Supplied records>

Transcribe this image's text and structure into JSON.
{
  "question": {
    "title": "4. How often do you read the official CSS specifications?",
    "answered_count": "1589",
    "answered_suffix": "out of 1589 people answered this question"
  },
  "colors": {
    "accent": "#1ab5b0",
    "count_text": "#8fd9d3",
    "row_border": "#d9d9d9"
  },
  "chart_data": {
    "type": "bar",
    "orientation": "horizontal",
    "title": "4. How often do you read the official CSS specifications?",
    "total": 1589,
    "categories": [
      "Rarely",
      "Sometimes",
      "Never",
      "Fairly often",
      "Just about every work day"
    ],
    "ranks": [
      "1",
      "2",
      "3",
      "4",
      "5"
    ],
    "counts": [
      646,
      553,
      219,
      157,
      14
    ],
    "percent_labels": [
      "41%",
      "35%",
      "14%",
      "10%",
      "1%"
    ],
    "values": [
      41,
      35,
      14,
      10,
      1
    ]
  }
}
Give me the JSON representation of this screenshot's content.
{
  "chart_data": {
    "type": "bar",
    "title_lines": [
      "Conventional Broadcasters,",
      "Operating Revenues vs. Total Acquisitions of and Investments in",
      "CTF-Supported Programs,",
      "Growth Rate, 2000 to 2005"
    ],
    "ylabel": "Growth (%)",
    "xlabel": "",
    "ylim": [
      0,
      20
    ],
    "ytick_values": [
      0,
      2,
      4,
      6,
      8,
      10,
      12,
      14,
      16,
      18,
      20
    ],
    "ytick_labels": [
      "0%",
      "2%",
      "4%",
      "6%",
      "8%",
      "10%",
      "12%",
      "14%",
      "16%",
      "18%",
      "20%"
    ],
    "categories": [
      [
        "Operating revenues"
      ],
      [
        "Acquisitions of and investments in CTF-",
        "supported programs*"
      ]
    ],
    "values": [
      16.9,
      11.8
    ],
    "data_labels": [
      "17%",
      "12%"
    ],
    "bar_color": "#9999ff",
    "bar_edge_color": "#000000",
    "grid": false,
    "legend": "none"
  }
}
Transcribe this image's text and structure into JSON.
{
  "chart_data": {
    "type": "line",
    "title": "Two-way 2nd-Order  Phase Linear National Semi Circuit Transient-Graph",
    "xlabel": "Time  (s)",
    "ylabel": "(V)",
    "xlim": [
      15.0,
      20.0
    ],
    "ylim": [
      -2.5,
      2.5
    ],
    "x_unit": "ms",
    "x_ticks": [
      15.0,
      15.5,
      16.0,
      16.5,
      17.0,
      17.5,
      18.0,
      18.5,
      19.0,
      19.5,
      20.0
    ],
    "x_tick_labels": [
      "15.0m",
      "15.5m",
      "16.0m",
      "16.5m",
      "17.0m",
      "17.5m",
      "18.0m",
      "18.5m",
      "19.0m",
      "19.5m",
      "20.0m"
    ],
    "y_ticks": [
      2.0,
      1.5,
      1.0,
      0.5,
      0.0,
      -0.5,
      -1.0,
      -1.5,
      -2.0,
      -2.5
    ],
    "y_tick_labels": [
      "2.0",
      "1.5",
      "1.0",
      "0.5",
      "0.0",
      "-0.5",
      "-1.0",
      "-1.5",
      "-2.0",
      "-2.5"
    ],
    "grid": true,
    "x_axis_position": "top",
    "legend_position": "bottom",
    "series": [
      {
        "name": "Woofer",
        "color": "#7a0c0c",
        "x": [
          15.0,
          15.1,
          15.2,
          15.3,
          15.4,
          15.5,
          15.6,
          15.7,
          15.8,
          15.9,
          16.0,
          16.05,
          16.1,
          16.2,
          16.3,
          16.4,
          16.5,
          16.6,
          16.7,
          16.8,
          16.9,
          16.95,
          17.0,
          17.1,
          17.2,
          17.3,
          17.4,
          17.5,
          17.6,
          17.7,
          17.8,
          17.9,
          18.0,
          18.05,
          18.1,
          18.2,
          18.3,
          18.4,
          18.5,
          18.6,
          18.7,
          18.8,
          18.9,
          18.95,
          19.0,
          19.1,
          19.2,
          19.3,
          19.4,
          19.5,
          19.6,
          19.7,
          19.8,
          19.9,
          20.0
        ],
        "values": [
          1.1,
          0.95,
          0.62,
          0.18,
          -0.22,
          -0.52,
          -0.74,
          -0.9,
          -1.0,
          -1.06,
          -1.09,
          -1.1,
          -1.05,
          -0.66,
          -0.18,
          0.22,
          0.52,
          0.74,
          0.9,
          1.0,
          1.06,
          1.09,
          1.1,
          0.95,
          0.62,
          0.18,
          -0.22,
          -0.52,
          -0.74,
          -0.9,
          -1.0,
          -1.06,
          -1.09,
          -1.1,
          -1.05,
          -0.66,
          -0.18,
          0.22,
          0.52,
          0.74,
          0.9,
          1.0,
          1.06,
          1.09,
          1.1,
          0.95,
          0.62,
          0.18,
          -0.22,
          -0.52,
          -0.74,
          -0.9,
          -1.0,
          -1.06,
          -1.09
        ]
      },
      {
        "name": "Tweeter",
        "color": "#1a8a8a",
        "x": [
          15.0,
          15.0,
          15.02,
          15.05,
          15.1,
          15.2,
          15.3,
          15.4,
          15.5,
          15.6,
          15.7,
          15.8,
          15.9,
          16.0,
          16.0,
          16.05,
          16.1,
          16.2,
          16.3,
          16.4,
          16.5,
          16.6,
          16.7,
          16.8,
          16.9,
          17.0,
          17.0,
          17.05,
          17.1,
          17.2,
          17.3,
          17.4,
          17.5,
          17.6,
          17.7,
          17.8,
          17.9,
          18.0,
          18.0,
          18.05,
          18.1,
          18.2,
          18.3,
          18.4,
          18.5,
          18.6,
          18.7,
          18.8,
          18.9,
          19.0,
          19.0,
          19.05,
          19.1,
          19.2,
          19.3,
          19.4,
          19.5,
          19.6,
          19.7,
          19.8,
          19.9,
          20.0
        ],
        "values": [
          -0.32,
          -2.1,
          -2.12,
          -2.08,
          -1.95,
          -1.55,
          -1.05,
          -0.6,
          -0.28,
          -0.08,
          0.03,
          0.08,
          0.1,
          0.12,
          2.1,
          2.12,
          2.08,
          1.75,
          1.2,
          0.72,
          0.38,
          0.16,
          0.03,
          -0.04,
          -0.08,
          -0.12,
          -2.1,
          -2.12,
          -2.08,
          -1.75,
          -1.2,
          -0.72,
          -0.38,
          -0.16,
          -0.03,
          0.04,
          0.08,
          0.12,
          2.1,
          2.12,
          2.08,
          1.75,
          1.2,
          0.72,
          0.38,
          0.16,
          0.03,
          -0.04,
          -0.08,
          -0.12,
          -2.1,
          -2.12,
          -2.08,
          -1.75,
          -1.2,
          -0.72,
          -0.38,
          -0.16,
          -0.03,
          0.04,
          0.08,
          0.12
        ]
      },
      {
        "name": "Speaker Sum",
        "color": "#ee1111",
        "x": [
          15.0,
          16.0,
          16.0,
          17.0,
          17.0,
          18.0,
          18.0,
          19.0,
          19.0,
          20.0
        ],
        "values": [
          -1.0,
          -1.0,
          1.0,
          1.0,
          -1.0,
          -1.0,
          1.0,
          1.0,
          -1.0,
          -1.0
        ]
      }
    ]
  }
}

The task> Output the records above in their entirety, exactly.

Response to the exercise>
Transcribe this image's text and structure into JSON.
{
  "question": {
    "title": "4. How often do you read the official CSS specifications?",
    "answered_count": "1589",
    "answered_suffix": "out of 1589 people answered this question"
  },
  "colors": {
    "accent": "#1ab5b0",
    "count_text": "#8fd9d3",
    "row_border": "#d9d9d9"
  },
  "chart_data": {
    "type": "bar",
    "orientation": "horizontal",
    "title": "4. How often do you read the official CSS specifications?",
    "total": 1589,
    "categories": [
      "Rarely",
      "Sometimes",
      "Never",
      "Fairly often",
      "Just about every work day"
    ],
    "ranks": [
      "1",
      "2",
      "3",
      "4",
      "5"
    ],
    "counts": [
      646,
      553,
      219,
      157,
      14
    ],
    "percent_labels": [
      "41%",
      "35%",
      "14%",
      "10%",
      "1%"
    ],
    "values": [
      41,
      35,
      14,
      10,
      1
    ]
  }
}
Give me the JSON representation of this screenshot's content.
{
  "chart_data": {
    "type": "bar",
    "title_lines": [
      "Conventional Broadcasters,",
      "Operating Revenues vs. Total Acquisitions of and Investments in",
      "CTF-Supported Programs,",
      "Growth Rate, 2000 to 2005"
    ],
    "ylabel": "Growth (%)",
    "xlabel": "",
    "ylim": [
      0,
      20
    ],
    "ytick_values": [
      0,
      2,
      4,
      6,
      8,
      10,
      12,
      14,
      16,
      18,
      20
    ],
    "ytick_labels": [
      "0%",
      "2%",
      "4%",
      "6%",
      "8%",
      "10%",
      "12%",
      "14%",
      "16%",
      "18%",
      "20%"
    ],
    "categories": [
      [
        "Operating revenues"
      ],
      [
        "Acquisitions of and investments in CTF-",
        "supported programs*"
      ]
    ],
    "values": [
      16.9,
      11.8
    ],
    "data_labels": [
      "17%",
      "12%"
    ],
    "bar_color": "#9999ff",
    "bar_edge_color": "#000000",
    "grid": false,
    "legend": "none"
  }
}
Transcribe this image's text and structure into JSON.
{
  "chart_data": {
    "type": "line",
    "title": "Two-way 2nd-Order  Phase Linear National Semi Circuit Transient-Graph",
    "xlabel": "Time  (s)",
    "ylabel": "(V)",
    "xlim": [
      15.0,
      20.0
    ],
    "ylim": [
      -2.5,
      2.5
    ],
    "x_unit": "ms",
    "x_ticks": [
      15.0,
      15.5,
      16.0,
      16.5,
      17.0,
      17.5,
      18.0,
      18.5,
      19.0,
      19.5,
      20.0
    ],
    "x_tick_labels": [
      "15.0m",
      "15.5m",
      "16.0m",
      "16.5m",
      "17.0m",
      "17.5m",
      "18.0m",
      "18.5m",
      "19.0m",
      "19.5m",
      "20.0m"
    ],
    "y_ticks": [
      2.0,
      1.5,
      1.0,
      0.5,
      0.0,
      -0.5,
      -1.0,
      -1.5,
      -2.0,
      -2.5
    ],
    "y_tick_labels": [
      "2.0",
      "1.5",
      "1.0",
      "0.5",
      "0.0",
      "-0.5",
      "-1.0",
      "-1.5",
      "-2.0",
      "-2.5"
    ],
    "grid": true,
    "x_axis_position": "top",
    "legend_position": "bottom",
    "series": [
      {
        "name": "Woofer",
        "color": "#7a0c0c",
        "x": [
          15.0,
          15.1,
          15.2,
          15.3,
          15.4,
          15.5,
          15.6,
          15.7,
          15.8,
          15.9,
          16.0,
          16.05,
          16.1,
          16.2,
          16.3,
          16.4,
          16.5,
          16.6,
          16.7,
          16.8,
          16.9,
          16.95,
          17.0,
          17.1,
          17.2,
          17.3,
          17.4,
          17.5,
          17.6,
          17.7,
          17.8,
          17.9,
          18.0,
          18.05,
          18.1,
          18.2,
          18.3,
          18.4,
          18.5,
          18.6,
          18.7,
          18.8,
          18.9,
          18.95,
          19.0,
          19.1,
          19.2,
          19.3,
          19.4,
          19.5,
          19.6,
          19.7,
          19.8,
          19.9,
          20.0
        ],
        "values": [
          1.1,
          0.95,
          0.62,
          0.18,
          -0.22,
          -0.52,
          -0.74,
          -0.9,
          -1.0,
          -1.06,
          -1.09,
          -1.1,
          -1.05,
          -0.66,
          -0.18,
          0.22,
          0.52,
          0.74,
          0.9,
          1.0,
          1.06,
          1.09,
          1.1,
          0.95,
          0.62,
          0.18,
          -0.22,
          -0.52,
          -0.74,
          -0.9,
          -1.0,
          -1.06,
          -1.09,
          -1.1,
          -1.05,
          -0.66,
          -0.18,
          0.22,
          0.52,
          0.74,
          0.9,
          1.0,
          1.06,
          1.09,
          1.1,
          0.95,
          0.62,
          0.18,
          -0.22,
          -0.52,
          -0.74,
          -0.9,
          -1.0,
          -1.06,
          -1.09
        ]
      },
      {
        "name": "Tweeter",
        "color": "#1a8a8a",
        "x": [
          15.0,
          15.0,
          15.02,
          15.05,
          15.1,
          15.2,
          15.3,
          15.4,
          15.5,
          15.6,
          15.7,
          15.8,
          15.9,
          16.0,
          16.0,
          16.05,
          16.1,
          16.2,
          16.3,
          16.4,
          16.5,
          16.6,
          16.7,
          16.8,
          16.9,
          17.0,
          17.0,
          17.05,
          17.1,
          17.2,
          17.3,
          17.4,
          17.5,
          17.6,
          17.7,
          17.8,
          17.9,
          18.0,
          18.0,
          18.05,
          18.1,
          18.2,
          18.3,
          18.4,
          18.5,
          18.6,
          18.7,
          18.8,
          18.9,
          19.0,
          19.0,
          19.05,
          19.1,
          19.2,
          19.3,
          19.4,
          19.5,
          19.6,
          19.7,
          19.8,
          19.9,
          20.0
        ],
        "values": [
          -0.32,
          -2.1,
          -2.12,
          -2.08,
          -1.95,
          -1.55,
          -1.05,
          -0.6,
          -0.28,
          -0.08,
          0.03,
          0.08,
          0.1,
          0.12,
          2.1,
          2.12,
          2.08,
          1.75,
          1.2,
          0.72,
          0.38,
          0.16,
          0.03,
          -0.04,
          -0.08,
          -0.12,
          -2.1,
          -2.12,
          -2.08,
          -1.75,
          -1.2,
          -0.72,
          -0.38,
          -0.16,
          -0.03,
          0.04,
          0.08,
          0.12,
          2.1,
          2.12,
          2.08,
          1.75,
          1.2,
          0.72,
          0.38,
          0.16,
          0.03,
          -0.04,
          -0.08,
          -0.12,
          -2.1,
          -2.12,
          -2.08,
          -1.75,
          -1.2,
          -0.72,
          -0.38,
          -0.16,
          -0.03,
          0.04,
          0.08,
          0.12
        ]
      },
      {
        "name": "Speaker Sum",
        "color": "#ee1111",
        "x": [
          15.0,
          16.0,
          16.0,
          17.0,
          17.0,
          18.0,
          18.0,
          19.0,
          19.0,
          20.0
        ],
        "values": [
          -1.0,
          -1.0,
          1.0,
          1.0,
          -1.0,
          -1.0,
          1.0,
          1.0,
          -1.0,
          -1.0
        ]
      }
    ]
  }
}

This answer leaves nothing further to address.